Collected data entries
## start

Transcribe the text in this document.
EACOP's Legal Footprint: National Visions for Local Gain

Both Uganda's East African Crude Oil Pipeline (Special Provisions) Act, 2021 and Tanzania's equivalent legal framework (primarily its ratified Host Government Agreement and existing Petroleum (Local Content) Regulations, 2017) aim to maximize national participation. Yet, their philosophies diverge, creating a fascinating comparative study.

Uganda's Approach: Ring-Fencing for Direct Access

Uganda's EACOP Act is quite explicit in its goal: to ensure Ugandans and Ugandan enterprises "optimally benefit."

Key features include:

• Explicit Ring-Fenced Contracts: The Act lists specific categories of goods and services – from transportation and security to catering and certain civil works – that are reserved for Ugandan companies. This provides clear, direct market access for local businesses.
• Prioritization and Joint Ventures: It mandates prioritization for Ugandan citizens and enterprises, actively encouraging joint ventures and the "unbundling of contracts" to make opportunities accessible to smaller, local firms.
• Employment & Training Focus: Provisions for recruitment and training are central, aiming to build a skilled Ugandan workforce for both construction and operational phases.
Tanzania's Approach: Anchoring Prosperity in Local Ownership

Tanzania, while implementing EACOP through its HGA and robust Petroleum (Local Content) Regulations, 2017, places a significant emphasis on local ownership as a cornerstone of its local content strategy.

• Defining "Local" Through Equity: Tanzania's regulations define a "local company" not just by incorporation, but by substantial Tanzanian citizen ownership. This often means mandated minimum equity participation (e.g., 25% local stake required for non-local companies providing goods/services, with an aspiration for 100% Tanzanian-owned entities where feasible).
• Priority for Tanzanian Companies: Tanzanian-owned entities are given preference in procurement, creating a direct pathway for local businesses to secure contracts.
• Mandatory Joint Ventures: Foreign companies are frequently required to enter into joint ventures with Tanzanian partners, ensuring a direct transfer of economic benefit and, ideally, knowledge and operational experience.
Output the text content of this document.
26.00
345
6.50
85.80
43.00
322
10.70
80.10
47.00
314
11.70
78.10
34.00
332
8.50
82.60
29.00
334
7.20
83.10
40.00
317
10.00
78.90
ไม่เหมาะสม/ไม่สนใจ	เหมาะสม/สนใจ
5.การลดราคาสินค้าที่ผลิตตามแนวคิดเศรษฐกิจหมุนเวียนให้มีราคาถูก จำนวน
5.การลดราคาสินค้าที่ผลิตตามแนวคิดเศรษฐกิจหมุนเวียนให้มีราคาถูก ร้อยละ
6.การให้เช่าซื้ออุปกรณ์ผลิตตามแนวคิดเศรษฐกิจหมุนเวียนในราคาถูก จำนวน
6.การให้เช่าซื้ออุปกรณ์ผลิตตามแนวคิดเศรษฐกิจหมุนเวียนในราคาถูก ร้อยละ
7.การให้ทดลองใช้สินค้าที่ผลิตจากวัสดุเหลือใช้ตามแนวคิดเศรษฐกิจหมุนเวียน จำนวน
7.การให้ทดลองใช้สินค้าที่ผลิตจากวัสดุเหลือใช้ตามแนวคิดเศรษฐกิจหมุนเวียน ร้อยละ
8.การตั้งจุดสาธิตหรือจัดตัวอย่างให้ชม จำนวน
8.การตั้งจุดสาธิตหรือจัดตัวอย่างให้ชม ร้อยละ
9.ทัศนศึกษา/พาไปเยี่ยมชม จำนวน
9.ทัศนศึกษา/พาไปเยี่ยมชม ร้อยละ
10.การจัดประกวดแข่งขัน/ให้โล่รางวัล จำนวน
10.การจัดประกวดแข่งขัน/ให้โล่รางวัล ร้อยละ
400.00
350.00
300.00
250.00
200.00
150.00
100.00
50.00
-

## end

Copy out the lines starting at the one containing "Output the text content of this document." and ending with the last line of the entries. Include nothing else.

**The response**
Output the text content of this document.
26.00
345
6.50
85.80
43.00
322
10.70
80.10
47.00
314
11.70
78.10
34.00
332
8.50
82.60
29.00
334
7.20
83.10
40.00
317
10.00
78.90
ไม่เหมาะสม/ไม่สนใจ	เหมาะสม/สนใจ
5.การลดราคาสินค้าที่ผลิตตามแนวคิดเศรษฐกิจหมุนเวียนให้มีราคาถูก จำนวน
5.การลดราคาสินค้าที่ผลิตตามแนวคิดเศรษฐกิจหมุนเวียนให้มีราคาถูก ร้อยละ
6.การให้เช่าซื้ออุปกรณ์ผลิตตามแนวคิดเศรษฐกิจหมุนเวียนในราคาถูก จำนวน
6.การให้เช่าซื้ออุปกรณ์ผลิตตามแนวคิดเศรษฐกิจหมุนเวียนในราคาถูก ร้อยละ
7.การให้ทดลองใช้สินค้าที่ผลิตจากวัสดุเหลือใช้ตามแนวคิดเศรษฐกิจหมุนเวียน จำนวน
7.การให้ทดลองใช้สินค้าที่ผลิตจากวัสดุเหลือใช้ตามแนวคิดเศรษฐกิจหมุนเวียน ร้อยละ
8.การตั้งจุดสาธิตหรือจัดตัวอย่างให้ชม จำนวน
8.การตั้งจุดสาธิตหรือจัดตัวอย่างให้ชม ร้อยละ
9.ทัศนศึกษา/พาไปเยี่ยมชม จำนวน
9.ทัศนศึกษา/พาไปเยี่ยมชม ร้อยละ
10.การจัดประกวดแข่งขัน/ให้โล่รางวัล จำนวน
10.การจัดประกวดแข่งขัน/ให้โล่รางวัล ร้อยละ
400.00
350.00
300.00
250.00
200.00
150.00
100.00
50.00
-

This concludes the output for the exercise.